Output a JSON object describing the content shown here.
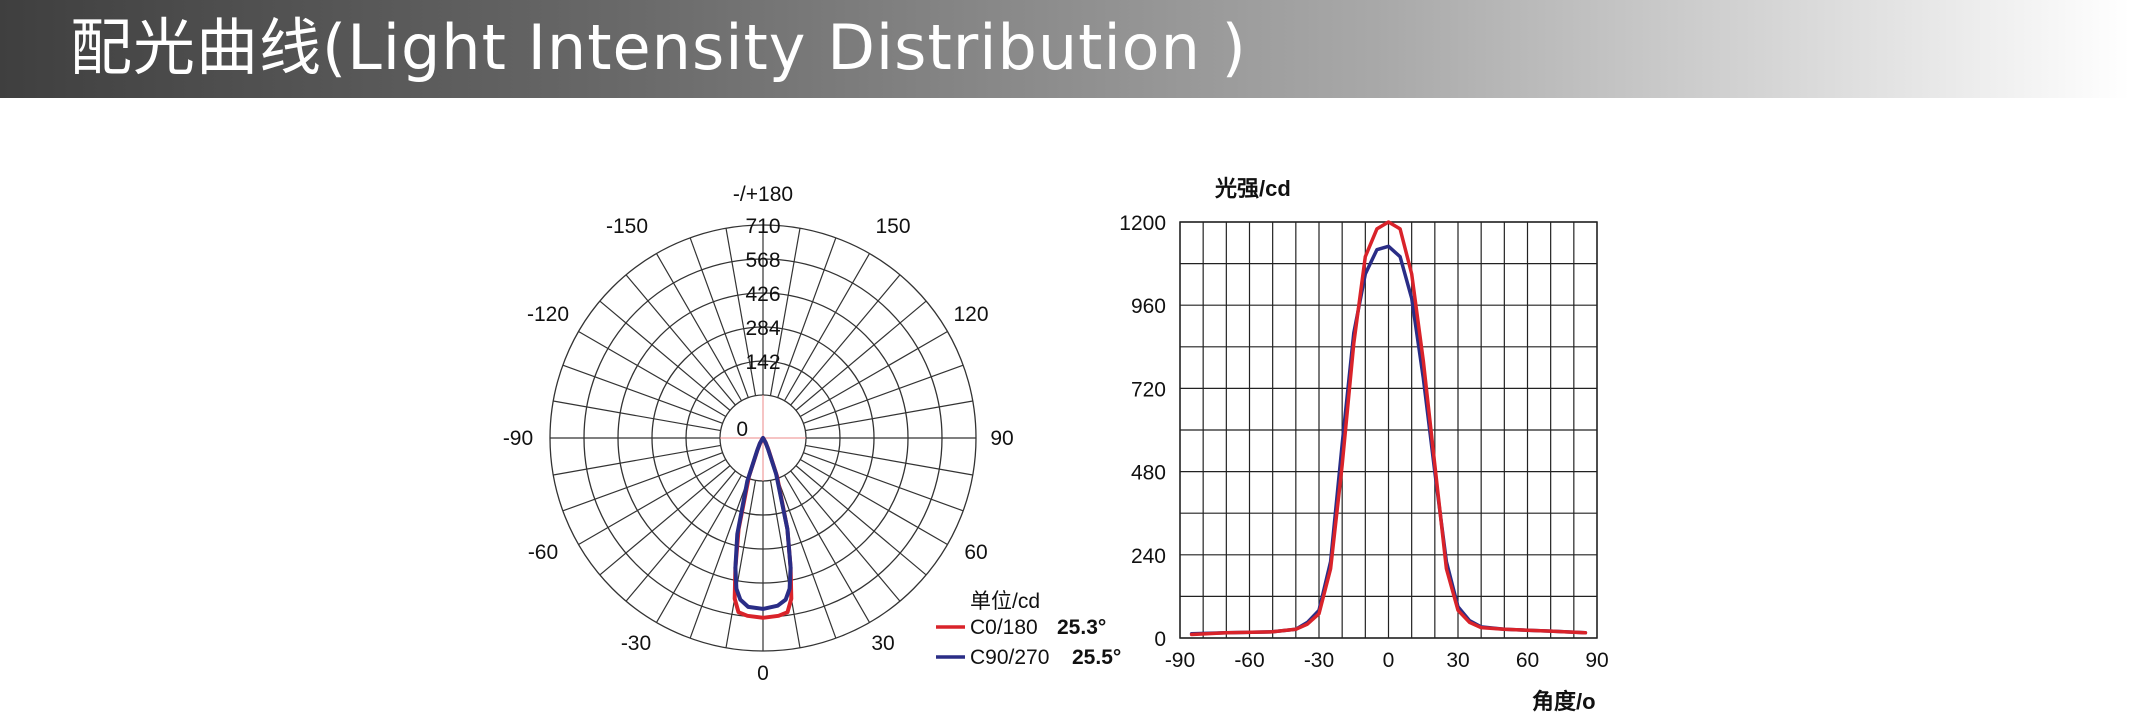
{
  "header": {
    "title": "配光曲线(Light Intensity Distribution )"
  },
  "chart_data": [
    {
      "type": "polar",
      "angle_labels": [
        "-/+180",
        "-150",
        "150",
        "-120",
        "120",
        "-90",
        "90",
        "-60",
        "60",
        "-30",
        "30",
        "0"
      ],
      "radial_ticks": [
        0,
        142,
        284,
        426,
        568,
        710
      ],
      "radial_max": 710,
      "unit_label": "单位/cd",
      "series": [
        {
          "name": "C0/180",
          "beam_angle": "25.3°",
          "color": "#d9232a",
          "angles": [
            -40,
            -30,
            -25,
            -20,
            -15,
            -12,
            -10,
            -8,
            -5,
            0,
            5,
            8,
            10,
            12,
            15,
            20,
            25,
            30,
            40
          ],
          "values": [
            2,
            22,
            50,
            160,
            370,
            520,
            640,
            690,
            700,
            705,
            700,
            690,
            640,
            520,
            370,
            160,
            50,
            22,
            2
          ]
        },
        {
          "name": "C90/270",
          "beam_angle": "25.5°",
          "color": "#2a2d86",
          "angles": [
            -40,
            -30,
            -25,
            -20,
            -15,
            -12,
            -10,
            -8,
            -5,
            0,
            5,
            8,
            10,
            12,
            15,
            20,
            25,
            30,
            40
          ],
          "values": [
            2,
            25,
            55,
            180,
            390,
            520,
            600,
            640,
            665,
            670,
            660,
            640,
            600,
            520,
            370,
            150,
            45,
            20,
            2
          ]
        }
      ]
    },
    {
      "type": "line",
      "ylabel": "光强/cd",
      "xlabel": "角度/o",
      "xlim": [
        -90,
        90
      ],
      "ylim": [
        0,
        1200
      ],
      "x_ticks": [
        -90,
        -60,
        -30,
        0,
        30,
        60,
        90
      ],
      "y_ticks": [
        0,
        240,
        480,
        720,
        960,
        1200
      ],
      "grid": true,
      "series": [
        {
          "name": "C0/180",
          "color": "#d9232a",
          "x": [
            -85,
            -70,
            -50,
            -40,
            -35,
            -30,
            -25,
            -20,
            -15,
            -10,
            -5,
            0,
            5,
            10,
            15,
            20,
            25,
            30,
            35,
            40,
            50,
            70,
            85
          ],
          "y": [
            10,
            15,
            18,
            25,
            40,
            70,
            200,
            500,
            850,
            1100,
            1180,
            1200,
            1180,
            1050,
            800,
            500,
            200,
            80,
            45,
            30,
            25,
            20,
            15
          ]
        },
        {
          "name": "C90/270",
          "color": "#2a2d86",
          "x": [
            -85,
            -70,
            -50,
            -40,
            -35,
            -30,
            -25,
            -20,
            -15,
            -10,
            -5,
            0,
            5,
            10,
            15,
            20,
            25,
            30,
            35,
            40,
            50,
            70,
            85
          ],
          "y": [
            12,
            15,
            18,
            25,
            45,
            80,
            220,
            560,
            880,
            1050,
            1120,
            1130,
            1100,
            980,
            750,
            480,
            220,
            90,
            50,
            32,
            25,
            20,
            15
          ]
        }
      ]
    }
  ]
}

# GOAL
In your copy of the records, include no pictures; repeat everything else exactly.

# THE RESULT
Output a JSON object describing the content shown here.
{
  "header": {
    "title": "配光曲线(Light Intensity Distribution )"
  },
  "chart_data": [
    {
      "type": "polar",
      "angle_labels": [
        "-/+180",
        "-150",
        "150",
        "-120",
        "120",
        "-90",
        "90",
        "-60",
        "60",
        "-30",
        "30",
        "0"
      ],
      "radial_ticks": [
        0,
        142,
        284,
        426,
        568,
        710
      ],
      "radial_max": 710,
      "unit_label": "单位/cd",
      "series": [
        {
          "name": "C0/180",
          "beam_angle": "25.3°",
          "color": "#d9232a",
          "angles": [
            -40,
            -30,
            -25,
            -20,
            -15,
            -12,
            -10,
            -8,
            -5,
            0,
            5,
            8,
            10,
            12,
            15,
            20,
            25,
            30,
            40
          ],
          "values": [
            2,
            22,
            50,
            160,
            370,
            520,
            640,
            690,
            700,
            705,
            700,
            690,
            640,
            520,
            370,
            160,
            50,
            22,
            2
          ]
        },
        {
          "name": "C90/270",
          "beam_angle": "25.5°",
          "color": "#2a2d86",
          "angles": [
            -40,
            -30,
            -25,
            -20,
            -15,
            -12,
            -10,
            -8,
            -5,
            0,
            5,
            8,
            10,
            12,
            15,
            20,
            25,
            30,
            40
          ],
          "values": [
            2,
            25,
            55,
            180,
            390,
            520,
            600,
            640,
            665,
            670,
            660,
            640,
            600,
            520,
            370,
            150,
            45,
            20,
            2
          ]
        }
      ]
    },
    {
      "type": "line",
      "ylabel": "光强/cd",
      "xlabel": "角度/o",
      "xlim": [
        -90,
        90
      ],
      "ylim": [
        0,
        1200
      ],
      "x_ticks": [
        -90,
        -60,
        -30,
        0,
        30,
        60,
        90
      ],
      "y_ticks": [
        0,
        240,
        480,
        720,
        960,
        1200
      ],
      "grid": true,
      "series": [
        {
          "name": "C0/180",
          "color": "#d9232a",
          "x": [
            -85,
            -70,
            -50,
            -40,
            -35,
            -30,
            -25,
            -20,
            -15,
            -10,
            -5,
            0,
            5,
            10,
            15,
            20,
            25,
            30,
            35,
            40,
            50,
            70,
            85
          ],
          "y": [
            10,
            15,
            18,
            25,
            40,
            70,
            200,
            500,
            850,
            1100,
            1180,
            1200,
            1180,
            1050,
            800,
            500,
            200,
            80,
            45,
            30,
            25,
            20,
            15
          ]
        },
        {
          "name": "C90/270",
          "color": "#2a2d86",
          "x": [
            -85,
            -70,
            -50,
            -40,
            -35,
            -30,
            -25,
            -20,
            -15,
            -10,
            -5,
            0,
            5,
            10,
            15,
            20,
            25,
            30,
            35,
            40,
            50,
            70,
            85
          ],
          "y": [
            12,
            15,
            18,
            25,
            45,
            80,
            220,
            560,
            880,
            1050,
            1120,
            1130,
            1100,
            980,
            750,
            480,
            220,
            90,
            50,
            32,
            25,
            20,
            15
          ]
        }
      ]
    }
  ]
}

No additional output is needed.